#### WHAT YOU ARE ASKED TO DO:
Copy out every line that contains "level".

[Raw records]
########
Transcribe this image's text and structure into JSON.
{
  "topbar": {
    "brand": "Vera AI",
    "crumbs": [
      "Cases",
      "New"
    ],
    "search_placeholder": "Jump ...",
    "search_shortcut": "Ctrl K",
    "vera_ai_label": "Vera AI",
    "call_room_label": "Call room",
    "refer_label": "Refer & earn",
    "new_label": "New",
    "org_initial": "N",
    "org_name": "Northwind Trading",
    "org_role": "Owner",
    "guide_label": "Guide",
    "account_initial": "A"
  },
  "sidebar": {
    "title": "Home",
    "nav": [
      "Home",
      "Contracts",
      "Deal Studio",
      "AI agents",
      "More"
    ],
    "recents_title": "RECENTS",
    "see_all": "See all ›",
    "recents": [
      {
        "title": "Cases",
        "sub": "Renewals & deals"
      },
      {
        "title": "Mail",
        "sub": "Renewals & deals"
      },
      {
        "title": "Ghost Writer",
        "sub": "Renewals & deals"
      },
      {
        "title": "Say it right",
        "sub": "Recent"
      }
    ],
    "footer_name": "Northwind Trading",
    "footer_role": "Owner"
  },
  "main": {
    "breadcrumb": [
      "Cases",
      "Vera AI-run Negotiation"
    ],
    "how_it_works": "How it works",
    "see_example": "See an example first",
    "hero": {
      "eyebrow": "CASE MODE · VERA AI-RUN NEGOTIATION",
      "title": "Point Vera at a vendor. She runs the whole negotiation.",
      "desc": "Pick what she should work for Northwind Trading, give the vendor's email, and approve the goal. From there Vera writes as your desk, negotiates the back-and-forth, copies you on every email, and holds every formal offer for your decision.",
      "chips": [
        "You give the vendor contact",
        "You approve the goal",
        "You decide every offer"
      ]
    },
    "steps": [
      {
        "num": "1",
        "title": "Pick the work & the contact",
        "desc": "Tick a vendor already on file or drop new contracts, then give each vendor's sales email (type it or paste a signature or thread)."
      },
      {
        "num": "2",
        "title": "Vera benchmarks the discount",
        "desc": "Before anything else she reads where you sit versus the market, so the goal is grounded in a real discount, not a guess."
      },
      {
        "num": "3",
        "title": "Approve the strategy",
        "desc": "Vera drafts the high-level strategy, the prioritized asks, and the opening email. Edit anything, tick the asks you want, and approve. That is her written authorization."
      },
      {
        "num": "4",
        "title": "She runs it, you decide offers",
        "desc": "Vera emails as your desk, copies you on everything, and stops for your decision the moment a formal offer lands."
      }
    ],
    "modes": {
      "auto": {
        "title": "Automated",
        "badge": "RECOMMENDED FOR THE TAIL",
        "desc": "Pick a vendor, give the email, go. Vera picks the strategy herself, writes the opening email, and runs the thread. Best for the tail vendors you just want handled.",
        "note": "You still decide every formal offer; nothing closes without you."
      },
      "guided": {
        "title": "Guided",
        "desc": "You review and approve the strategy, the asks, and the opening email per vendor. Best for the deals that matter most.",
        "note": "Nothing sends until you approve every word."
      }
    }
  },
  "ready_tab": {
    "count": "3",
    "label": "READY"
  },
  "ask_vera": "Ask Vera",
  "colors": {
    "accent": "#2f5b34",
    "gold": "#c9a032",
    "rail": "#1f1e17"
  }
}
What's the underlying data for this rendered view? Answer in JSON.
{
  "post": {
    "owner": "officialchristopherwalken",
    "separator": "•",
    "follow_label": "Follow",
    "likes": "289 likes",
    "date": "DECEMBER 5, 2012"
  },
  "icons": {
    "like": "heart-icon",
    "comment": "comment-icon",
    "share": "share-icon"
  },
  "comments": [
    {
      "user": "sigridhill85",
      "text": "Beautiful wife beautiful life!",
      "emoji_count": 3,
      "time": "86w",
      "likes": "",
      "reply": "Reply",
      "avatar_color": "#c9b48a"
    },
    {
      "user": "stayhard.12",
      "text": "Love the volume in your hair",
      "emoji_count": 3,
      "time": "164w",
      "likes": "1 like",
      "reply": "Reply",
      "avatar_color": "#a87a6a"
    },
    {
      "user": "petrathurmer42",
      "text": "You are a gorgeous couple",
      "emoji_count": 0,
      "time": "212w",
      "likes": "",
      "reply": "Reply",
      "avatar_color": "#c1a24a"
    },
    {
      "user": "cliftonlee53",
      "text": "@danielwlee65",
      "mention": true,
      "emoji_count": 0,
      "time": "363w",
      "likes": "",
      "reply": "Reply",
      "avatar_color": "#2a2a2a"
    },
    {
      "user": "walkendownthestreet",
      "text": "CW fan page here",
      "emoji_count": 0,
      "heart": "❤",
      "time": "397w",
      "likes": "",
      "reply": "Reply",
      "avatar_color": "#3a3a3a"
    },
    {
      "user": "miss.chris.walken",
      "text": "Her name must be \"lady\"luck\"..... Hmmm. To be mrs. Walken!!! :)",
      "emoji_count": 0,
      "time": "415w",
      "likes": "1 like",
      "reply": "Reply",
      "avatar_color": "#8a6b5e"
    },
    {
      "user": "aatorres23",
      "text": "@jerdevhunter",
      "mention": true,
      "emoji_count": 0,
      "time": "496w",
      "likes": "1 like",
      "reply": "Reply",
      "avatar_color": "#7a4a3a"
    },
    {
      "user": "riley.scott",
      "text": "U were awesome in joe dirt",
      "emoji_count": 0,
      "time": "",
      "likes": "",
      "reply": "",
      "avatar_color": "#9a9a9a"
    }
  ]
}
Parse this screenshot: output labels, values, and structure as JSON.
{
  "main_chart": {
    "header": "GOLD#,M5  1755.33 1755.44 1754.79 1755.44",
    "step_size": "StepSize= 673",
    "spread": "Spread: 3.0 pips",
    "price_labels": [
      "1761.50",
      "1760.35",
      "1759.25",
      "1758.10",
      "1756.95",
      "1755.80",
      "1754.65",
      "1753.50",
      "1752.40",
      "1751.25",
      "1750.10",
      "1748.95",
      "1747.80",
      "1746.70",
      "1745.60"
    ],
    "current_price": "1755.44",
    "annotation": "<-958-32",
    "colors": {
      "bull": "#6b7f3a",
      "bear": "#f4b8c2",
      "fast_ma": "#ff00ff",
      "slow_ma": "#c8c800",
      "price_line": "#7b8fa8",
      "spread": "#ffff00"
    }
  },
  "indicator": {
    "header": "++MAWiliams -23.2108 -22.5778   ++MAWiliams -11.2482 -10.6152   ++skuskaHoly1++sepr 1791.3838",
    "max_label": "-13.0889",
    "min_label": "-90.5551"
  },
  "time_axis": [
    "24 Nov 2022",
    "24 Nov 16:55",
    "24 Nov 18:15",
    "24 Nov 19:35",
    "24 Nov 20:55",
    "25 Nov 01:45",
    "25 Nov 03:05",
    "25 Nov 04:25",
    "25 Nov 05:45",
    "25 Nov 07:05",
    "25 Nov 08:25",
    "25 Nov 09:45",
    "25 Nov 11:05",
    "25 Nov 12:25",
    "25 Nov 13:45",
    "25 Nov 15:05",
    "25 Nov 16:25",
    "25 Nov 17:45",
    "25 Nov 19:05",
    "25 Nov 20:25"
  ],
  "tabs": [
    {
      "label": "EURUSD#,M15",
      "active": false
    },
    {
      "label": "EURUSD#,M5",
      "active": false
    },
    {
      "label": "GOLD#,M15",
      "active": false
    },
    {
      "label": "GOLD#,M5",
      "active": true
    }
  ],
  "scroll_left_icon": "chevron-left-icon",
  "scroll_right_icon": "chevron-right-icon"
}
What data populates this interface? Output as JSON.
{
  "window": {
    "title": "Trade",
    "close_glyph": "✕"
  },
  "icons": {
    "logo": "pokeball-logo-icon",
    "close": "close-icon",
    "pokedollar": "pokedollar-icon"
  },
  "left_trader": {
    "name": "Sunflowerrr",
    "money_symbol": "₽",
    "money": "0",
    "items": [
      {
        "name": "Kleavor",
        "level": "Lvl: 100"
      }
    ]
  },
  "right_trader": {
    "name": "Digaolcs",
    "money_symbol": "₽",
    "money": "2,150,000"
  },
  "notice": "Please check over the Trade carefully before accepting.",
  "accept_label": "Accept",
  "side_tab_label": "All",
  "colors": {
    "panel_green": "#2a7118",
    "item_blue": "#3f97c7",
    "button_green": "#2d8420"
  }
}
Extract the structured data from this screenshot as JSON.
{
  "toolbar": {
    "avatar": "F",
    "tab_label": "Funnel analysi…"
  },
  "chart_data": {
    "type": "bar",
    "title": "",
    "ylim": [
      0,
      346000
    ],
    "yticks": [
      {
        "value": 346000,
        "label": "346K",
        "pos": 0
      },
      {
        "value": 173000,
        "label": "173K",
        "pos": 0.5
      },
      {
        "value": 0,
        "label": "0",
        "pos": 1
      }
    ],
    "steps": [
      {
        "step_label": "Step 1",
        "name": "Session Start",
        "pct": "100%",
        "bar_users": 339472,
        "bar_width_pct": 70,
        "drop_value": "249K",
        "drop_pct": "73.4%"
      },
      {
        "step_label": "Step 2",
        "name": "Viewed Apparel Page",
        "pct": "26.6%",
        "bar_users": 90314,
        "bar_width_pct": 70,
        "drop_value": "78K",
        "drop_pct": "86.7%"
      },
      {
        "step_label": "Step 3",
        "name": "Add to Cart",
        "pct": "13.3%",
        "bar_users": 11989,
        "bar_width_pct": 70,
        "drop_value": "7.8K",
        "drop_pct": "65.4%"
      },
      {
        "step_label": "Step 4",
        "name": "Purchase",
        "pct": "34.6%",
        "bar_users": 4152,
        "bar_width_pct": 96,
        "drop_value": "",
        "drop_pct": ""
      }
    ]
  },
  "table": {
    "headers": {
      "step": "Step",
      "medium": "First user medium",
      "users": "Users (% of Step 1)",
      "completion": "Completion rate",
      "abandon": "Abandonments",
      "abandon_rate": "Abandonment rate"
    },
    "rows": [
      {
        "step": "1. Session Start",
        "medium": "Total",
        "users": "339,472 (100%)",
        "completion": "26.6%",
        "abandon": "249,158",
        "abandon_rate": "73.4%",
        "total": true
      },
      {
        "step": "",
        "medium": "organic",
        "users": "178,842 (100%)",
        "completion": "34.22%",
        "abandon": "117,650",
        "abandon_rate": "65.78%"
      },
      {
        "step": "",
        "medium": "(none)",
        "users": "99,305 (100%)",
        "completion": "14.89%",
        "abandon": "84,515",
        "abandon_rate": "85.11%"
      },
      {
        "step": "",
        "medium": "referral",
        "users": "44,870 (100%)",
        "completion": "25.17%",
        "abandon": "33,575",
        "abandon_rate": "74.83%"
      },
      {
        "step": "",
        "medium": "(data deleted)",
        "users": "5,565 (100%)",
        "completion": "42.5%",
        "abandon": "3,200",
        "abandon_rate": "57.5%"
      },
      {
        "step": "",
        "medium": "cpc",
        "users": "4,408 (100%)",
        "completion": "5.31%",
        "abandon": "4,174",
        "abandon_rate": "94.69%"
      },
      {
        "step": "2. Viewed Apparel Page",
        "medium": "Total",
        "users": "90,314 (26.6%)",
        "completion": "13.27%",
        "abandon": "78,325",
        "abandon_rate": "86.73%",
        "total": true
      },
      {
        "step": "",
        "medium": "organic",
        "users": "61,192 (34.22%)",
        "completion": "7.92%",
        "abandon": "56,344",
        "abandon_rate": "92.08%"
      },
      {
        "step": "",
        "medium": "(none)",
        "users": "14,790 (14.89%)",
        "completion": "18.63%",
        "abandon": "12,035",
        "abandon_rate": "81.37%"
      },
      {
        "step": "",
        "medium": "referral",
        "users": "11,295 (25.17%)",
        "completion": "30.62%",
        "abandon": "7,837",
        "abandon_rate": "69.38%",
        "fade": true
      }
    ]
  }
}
########
#### EXPECTED ANSWER:
        "desc": "Vera drafts the high-level strategy, the prioritized asks, and the opening email. Edit anything, tick the asks you want, and approve. That is her written authorization."
        "level": "Lvl: 100"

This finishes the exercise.